• **DATA SECTION**
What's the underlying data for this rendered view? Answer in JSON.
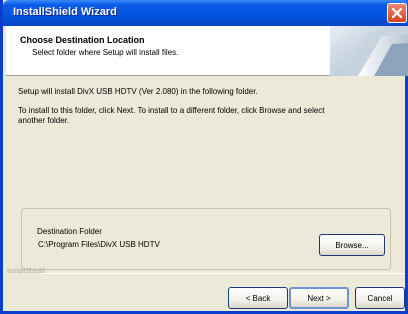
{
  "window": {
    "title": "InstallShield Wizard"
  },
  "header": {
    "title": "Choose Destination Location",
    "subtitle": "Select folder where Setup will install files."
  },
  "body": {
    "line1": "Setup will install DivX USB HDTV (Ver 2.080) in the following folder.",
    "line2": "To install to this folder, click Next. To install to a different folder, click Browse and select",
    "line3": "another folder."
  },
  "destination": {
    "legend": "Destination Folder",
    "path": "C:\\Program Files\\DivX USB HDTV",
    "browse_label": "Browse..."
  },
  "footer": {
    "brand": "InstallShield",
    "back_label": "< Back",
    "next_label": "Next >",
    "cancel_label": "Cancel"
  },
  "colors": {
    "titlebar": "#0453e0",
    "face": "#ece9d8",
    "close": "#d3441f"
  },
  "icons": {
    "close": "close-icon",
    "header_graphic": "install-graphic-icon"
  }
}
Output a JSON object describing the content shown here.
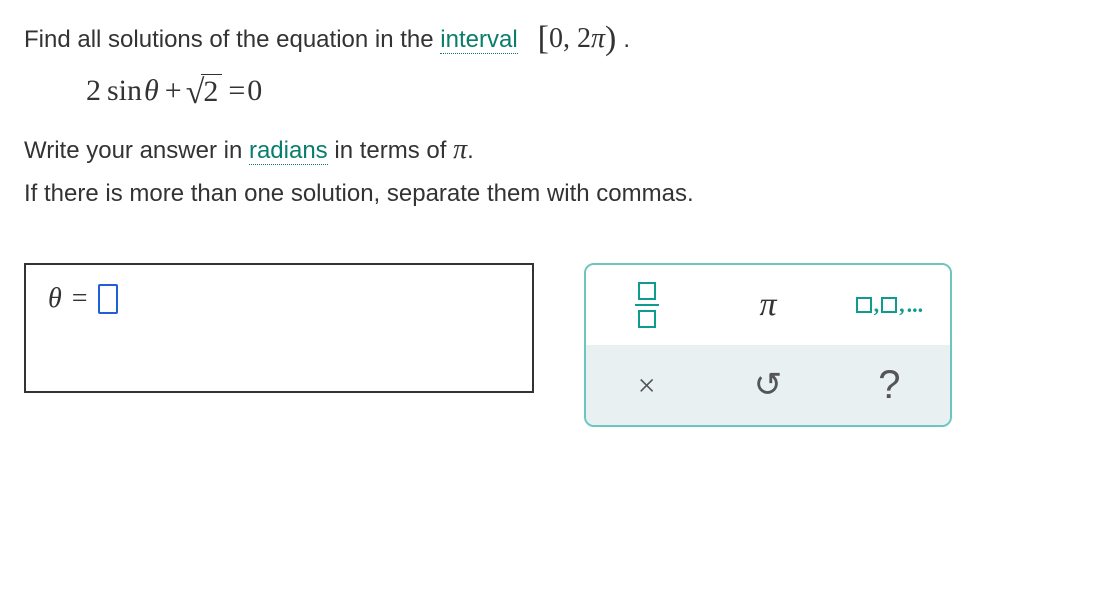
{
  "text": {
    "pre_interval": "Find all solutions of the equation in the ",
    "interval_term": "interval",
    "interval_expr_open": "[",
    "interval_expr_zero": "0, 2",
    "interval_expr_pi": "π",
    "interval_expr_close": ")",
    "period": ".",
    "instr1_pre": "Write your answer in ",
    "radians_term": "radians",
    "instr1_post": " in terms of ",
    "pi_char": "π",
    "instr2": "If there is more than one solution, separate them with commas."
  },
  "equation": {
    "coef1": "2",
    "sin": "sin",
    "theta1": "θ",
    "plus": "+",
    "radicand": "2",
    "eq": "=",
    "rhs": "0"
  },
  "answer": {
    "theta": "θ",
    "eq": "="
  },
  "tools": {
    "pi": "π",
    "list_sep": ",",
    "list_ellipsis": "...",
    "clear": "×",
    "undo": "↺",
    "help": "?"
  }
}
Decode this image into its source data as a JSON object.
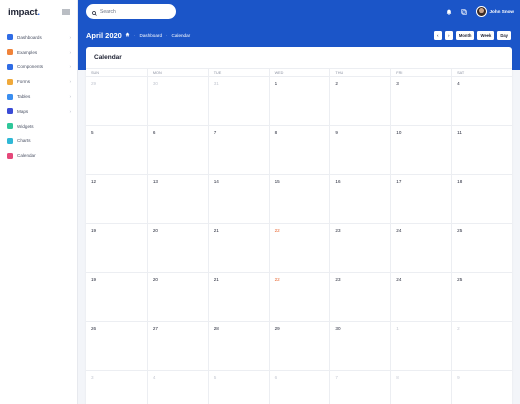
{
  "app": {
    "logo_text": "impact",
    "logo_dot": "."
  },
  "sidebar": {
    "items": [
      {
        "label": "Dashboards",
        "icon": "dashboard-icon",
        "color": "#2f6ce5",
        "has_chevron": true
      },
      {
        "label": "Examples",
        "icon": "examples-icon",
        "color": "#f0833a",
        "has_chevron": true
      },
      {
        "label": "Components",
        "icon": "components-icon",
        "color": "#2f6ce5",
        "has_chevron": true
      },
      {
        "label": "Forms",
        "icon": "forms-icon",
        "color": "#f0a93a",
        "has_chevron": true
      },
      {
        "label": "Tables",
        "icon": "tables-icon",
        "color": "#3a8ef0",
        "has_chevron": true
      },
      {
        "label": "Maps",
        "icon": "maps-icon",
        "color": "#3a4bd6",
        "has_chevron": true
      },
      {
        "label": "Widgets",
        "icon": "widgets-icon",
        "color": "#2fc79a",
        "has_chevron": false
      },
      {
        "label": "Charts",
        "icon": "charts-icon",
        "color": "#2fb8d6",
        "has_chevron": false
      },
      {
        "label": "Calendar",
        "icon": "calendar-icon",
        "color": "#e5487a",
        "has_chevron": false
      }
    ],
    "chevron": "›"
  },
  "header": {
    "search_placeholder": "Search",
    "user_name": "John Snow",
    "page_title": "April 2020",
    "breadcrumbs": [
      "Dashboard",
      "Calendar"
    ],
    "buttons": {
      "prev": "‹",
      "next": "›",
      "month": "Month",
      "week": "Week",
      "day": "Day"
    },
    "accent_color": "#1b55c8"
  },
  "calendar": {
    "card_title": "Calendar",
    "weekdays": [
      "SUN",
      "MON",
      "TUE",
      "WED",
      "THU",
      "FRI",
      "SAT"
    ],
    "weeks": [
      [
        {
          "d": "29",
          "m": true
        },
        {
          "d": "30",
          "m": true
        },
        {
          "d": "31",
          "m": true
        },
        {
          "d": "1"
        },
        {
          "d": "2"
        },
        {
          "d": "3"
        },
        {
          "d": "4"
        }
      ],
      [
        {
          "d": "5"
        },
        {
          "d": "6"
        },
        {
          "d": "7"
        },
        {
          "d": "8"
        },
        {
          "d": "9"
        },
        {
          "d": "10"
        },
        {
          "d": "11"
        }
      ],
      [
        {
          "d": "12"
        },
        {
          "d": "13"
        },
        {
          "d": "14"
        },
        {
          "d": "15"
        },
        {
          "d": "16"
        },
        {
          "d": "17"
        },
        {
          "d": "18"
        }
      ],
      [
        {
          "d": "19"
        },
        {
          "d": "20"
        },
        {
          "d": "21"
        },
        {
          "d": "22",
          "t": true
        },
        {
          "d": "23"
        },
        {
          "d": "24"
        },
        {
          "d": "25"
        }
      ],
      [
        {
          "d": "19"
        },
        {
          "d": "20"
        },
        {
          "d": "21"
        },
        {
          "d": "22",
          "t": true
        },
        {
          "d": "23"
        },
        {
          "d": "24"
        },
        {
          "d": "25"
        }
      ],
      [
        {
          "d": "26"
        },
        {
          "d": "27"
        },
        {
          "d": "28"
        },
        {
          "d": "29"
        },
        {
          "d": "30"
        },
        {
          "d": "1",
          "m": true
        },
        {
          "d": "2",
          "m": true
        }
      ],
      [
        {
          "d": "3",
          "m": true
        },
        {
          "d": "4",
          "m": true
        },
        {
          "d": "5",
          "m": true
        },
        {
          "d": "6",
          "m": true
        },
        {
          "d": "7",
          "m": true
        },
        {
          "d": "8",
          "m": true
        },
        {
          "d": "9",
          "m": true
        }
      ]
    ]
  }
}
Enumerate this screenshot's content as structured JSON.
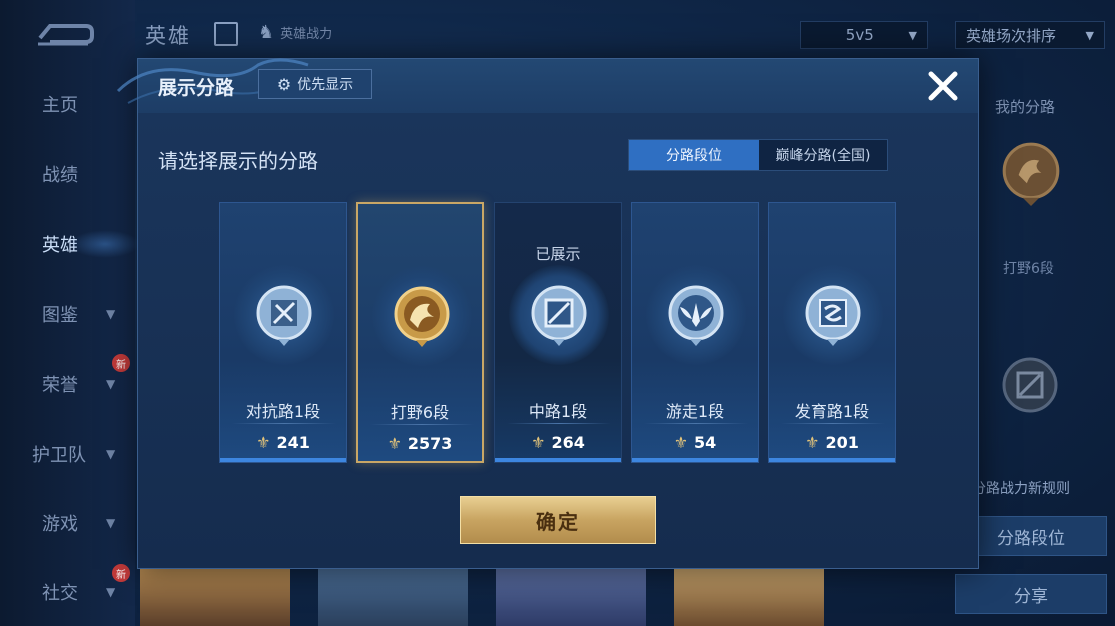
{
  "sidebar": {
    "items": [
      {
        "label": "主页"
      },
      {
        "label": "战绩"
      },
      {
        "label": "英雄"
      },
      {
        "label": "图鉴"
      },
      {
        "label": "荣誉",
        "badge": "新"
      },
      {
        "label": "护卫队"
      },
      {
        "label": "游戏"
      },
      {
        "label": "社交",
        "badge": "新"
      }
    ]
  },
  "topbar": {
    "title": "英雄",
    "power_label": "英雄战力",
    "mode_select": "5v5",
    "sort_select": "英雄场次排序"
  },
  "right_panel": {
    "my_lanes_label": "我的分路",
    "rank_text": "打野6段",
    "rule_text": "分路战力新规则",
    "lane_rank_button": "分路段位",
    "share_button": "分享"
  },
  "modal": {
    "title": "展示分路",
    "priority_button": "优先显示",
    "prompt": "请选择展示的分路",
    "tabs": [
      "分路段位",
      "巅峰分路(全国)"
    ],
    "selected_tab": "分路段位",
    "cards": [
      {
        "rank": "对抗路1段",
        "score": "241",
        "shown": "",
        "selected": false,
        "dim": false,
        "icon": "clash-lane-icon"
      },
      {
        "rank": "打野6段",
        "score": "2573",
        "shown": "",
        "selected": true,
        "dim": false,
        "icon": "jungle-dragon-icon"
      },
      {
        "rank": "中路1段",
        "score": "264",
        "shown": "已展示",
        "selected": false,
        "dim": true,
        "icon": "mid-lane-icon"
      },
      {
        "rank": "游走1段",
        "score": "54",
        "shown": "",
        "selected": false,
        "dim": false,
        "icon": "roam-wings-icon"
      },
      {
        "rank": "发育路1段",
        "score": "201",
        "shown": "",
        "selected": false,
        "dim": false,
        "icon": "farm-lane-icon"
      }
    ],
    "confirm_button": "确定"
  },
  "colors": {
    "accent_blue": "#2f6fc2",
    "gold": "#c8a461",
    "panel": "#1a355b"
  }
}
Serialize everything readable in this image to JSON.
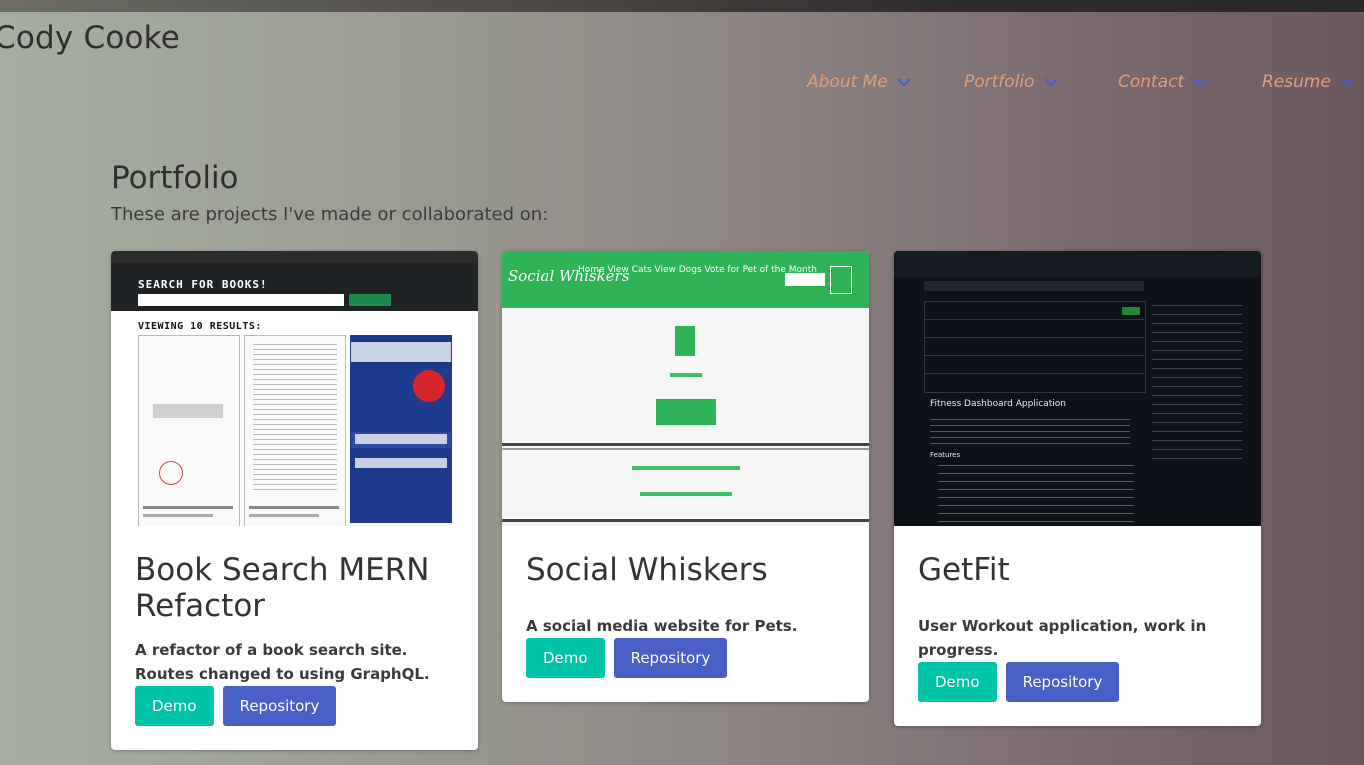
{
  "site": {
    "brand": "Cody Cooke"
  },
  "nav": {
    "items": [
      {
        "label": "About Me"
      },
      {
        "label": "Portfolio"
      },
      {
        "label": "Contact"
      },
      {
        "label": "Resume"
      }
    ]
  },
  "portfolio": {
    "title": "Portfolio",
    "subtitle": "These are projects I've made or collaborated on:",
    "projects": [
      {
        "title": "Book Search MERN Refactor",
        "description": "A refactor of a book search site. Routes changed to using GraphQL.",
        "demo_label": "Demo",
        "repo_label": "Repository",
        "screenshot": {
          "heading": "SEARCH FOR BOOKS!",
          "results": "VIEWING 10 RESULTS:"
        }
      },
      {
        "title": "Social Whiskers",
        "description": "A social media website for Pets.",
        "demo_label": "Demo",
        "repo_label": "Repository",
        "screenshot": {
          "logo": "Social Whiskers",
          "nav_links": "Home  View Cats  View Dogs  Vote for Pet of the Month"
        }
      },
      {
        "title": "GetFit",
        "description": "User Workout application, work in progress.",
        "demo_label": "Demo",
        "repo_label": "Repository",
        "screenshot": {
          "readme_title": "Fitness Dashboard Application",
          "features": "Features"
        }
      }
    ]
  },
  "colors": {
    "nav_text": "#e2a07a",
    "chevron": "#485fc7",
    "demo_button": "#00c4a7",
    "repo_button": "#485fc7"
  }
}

• **TASK PROMPT**
Copy every line of the listing that contains the word "score".

• **TASK RESPONSE**
        "score": "241",
        "score": "2573",
        "score": "264",
        "score": "54",
        "score": "201",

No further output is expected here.